▶ [What needs to be done]: Seek out every line containing the word "this", and copy each.

(Items listed in a dataset)
================================
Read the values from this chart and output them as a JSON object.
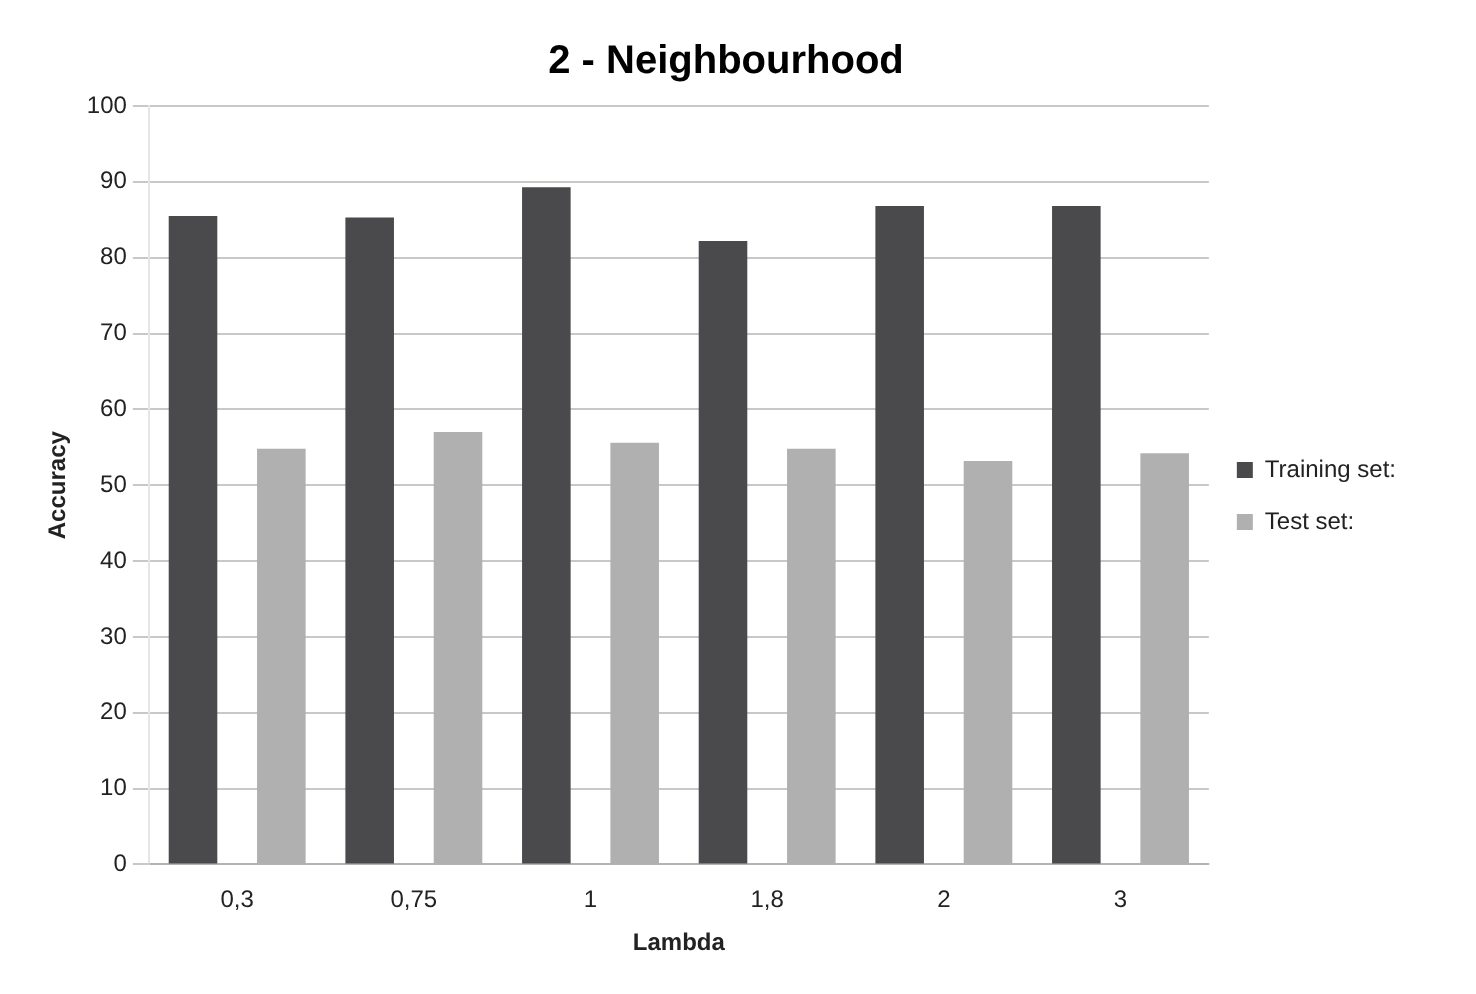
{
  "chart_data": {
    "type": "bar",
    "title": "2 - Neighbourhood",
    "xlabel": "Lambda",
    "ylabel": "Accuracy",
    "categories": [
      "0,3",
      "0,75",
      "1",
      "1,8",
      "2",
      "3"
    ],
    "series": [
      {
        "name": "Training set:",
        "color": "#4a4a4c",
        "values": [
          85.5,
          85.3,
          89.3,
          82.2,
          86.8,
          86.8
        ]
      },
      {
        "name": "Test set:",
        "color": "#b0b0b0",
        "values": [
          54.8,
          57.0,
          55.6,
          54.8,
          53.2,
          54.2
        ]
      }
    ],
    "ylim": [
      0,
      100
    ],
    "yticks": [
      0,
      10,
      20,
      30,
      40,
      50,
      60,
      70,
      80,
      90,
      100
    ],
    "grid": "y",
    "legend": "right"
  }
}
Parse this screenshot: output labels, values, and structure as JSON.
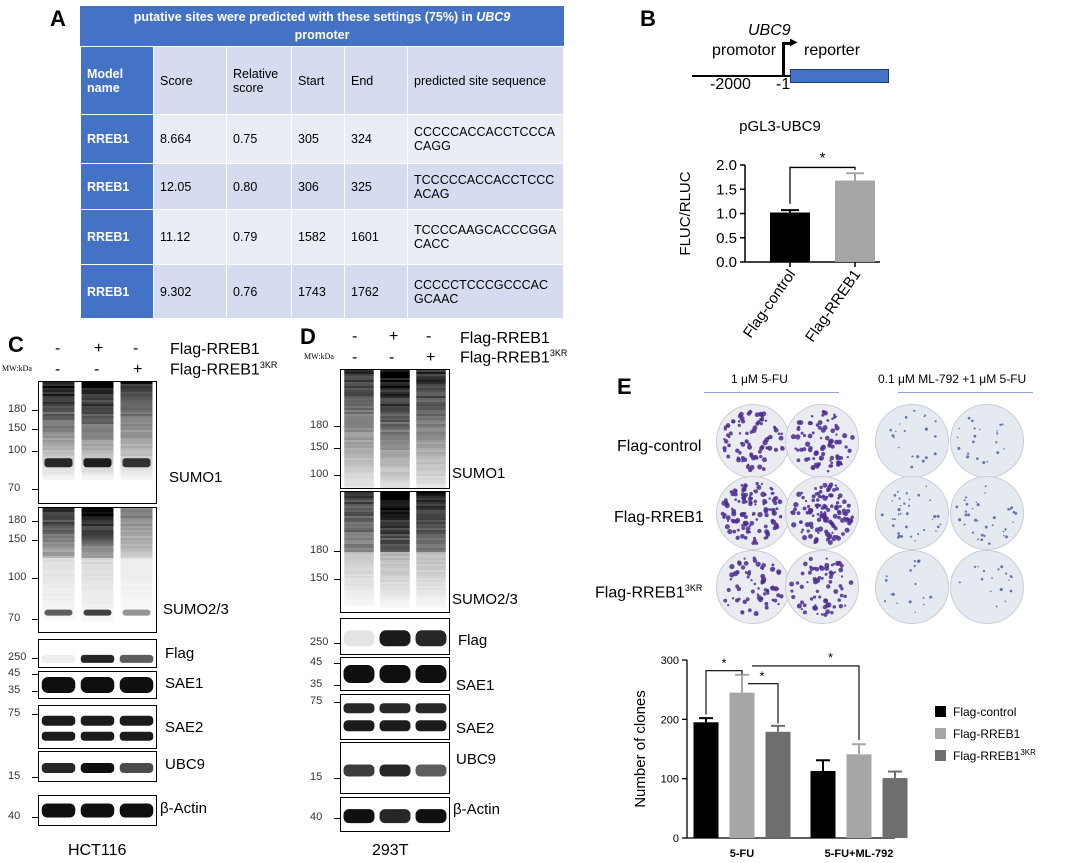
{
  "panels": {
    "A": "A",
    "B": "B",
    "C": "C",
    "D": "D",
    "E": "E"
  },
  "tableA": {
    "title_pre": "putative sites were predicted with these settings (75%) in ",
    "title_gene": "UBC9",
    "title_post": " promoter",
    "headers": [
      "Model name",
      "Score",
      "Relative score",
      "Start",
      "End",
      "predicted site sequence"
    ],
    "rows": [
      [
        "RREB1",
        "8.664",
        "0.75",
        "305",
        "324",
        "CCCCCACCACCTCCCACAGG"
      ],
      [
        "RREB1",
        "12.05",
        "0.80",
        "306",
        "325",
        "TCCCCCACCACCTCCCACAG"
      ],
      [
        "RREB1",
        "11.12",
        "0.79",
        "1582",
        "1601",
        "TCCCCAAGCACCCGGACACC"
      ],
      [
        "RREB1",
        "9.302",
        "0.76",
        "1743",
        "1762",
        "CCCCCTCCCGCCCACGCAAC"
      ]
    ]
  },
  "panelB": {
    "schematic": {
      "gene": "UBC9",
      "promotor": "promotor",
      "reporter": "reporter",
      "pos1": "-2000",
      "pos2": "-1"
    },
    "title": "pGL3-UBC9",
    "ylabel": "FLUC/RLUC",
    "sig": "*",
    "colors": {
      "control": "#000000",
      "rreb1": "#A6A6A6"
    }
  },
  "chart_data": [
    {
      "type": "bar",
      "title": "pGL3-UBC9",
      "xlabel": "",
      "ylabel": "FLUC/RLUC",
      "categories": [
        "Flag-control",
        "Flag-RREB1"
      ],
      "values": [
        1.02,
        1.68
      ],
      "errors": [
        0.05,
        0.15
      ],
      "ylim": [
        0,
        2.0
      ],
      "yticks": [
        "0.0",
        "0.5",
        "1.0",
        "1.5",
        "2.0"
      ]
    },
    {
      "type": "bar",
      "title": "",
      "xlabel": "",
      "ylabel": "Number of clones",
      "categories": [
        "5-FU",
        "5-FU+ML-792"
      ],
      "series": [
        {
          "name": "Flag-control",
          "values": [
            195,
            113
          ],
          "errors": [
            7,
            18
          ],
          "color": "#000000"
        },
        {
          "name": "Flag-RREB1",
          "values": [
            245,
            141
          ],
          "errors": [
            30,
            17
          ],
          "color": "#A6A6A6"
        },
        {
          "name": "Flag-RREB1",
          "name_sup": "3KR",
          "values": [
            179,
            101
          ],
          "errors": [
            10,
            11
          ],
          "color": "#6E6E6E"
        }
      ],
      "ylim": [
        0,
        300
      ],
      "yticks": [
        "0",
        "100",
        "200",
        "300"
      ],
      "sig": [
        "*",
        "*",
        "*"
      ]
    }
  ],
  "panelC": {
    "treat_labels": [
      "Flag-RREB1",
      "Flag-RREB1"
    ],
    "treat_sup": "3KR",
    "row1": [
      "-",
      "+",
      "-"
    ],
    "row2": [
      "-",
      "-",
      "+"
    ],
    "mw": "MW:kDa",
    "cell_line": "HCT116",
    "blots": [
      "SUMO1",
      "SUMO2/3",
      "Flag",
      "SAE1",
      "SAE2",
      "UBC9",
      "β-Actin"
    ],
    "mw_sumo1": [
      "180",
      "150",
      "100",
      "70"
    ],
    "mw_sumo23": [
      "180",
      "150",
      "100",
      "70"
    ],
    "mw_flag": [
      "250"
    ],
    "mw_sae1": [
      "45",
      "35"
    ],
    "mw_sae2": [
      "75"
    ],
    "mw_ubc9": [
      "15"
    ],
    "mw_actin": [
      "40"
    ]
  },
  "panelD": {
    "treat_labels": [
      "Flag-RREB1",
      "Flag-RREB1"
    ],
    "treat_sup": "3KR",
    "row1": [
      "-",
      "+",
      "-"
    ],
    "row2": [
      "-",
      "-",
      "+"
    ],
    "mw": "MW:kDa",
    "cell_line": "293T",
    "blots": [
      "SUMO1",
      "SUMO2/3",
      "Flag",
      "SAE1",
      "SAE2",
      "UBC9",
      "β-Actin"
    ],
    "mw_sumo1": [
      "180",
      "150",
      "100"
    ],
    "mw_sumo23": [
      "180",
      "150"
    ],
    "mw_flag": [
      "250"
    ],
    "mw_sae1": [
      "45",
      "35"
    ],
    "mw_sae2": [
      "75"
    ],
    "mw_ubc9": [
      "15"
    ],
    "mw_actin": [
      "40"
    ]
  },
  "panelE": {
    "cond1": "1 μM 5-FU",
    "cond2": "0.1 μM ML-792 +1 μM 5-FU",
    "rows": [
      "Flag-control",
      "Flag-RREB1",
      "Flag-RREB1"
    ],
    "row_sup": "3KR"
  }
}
================================
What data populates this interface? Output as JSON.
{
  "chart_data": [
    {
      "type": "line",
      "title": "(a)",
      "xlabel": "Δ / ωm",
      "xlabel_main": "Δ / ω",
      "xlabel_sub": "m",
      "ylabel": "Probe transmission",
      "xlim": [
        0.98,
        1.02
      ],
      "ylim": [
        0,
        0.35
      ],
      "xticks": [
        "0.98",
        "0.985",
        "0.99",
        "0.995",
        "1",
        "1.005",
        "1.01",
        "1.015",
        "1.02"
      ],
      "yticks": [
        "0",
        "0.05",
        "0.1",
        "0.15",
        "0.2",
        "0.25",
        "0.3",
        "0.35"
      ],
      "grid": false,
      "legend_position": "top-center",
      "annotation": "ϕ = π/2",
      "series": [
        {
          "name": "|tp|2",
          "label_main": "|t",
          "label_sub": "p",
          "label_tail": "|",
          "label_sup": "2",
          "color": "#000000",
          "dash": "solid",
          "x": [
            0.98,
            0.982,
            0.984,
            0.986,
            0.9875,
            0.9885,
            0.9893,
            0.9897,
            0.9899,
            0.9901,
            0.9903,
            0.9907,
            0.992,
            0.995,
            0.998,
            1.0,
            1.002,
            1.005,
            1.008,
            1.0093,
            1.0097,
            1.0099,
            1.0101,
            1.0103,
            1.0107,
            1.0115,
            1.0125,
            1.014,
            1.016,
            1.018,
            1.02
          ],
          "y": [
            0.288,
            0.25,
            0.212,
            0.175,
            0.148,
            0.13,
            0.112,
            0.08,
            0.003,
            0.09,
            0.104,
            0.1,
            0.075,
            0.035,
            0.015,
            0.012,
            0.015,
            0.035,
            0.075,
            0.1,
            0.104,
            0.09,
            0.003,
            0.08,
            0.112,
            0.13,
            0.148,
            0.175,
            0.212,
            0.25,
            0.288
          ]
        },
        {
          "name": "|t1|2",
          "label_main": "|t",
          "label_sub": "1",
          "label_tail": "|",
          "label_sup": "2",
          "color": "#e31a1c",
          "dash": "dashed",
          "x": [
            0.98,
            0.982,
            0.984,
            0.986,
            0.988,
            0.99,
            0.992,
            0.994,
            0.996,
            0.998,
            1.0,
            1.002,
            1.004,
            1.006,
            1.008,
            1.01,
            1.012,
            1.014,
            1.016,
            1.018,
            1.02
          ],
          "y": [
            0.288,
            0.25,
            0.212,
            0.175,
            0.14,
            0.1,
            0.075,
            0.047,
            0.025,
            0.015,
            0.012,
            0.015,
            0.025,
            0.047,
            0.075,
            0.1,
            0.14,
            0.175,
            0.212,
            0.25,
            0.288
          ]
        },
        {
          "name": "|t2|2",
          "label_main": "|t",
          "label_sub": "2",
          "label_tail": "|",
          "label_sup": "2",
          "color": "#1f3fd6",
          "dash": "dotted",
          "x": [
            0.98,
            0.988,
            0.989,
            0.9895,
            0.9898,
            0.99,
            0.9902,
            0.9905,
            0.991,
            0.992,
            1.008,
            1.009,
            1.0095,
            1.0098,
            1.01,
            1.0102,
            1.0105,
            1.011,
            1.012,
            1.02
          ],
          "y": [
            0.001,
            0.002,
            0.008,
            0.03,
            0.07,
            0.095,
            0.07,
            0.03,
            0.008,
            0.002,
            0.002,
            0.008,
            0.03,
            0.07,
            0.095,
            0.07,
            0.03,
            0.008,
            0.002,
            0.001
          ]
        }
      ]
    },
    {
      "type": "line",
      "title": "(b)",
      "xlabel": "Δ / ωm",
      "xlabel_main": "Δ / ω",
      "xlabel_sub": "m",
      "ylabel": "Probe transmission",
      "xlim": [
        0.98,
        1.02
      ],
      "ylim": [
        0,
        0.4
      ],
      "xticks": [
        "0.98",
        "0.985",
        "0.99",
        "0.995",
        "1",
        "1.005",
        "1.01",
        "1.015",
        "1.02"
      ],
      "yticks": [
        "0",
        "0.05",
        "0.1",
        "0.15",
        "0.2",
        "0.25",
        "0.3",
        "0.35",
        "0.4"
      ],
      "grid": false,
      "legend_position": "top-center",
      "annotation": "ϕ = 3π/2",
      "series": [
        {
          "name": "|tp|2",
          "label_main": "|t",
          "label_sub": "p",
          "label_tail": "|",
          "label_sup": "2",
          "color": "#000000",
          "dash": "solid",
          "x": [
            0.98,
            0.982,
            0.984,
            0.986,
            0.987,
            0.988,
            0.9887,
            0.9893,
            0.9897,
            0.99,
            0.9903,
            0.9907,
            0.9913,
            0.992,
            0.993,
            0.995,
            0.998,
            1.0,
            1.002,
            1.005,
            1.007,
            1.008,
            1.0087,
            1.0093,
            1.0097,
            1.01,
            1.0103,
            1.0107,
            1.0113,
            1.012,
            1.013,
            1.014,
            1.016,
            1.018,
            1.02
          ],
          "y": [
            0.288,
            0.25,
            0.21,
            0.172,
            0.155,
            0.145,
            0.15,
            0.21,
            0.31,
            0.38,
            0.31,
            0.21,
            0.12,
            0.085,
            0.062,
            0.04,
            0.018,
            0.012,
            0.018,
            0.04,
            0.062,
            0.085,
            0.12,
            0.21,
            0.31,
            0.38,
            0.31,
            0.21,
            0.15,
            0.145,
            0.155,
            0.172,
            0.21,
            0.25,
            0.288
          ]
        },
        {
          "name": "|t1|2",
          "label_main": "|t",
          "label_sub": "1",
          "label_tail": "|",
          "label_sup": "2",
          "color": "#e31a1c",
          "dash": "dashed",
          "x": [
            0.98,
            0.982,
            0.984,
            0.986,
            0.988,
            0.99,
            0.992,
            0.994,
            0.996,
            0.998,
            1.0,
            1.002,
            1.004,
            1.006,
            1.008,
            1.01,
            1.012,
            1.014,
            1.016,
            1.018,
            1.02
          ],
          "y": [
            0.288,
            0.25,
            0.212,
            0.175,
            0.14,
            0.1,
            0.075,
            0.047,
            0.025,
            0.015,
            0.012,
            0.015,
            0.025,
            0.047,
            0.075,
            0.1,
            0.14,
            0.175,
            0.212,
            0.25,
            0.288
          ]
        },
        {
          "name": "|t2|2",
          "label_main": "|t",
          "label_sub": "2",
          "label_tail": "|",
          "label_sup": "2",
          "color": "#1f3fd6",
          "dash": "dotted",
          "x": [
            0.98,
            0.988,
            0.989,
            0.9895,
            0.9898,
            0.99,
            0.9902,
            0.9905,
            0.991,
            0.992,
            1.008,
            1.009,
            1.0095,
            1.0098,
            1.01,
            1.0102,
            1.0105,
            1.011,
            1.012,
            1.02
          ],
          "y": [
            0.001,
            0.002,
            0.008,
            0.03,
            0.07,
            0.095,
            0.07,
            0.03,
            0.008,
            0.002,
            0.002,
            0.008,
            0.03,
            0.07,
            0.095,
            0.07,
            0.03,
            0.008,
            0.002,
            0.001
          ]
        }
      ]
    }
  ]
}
================================
▶ [Task result]:
Read the values from this chart and output them as a JSON object.
Parse this screenshot: output labels, values, and structure as JSON.
What data populates this interface? Output as JSON.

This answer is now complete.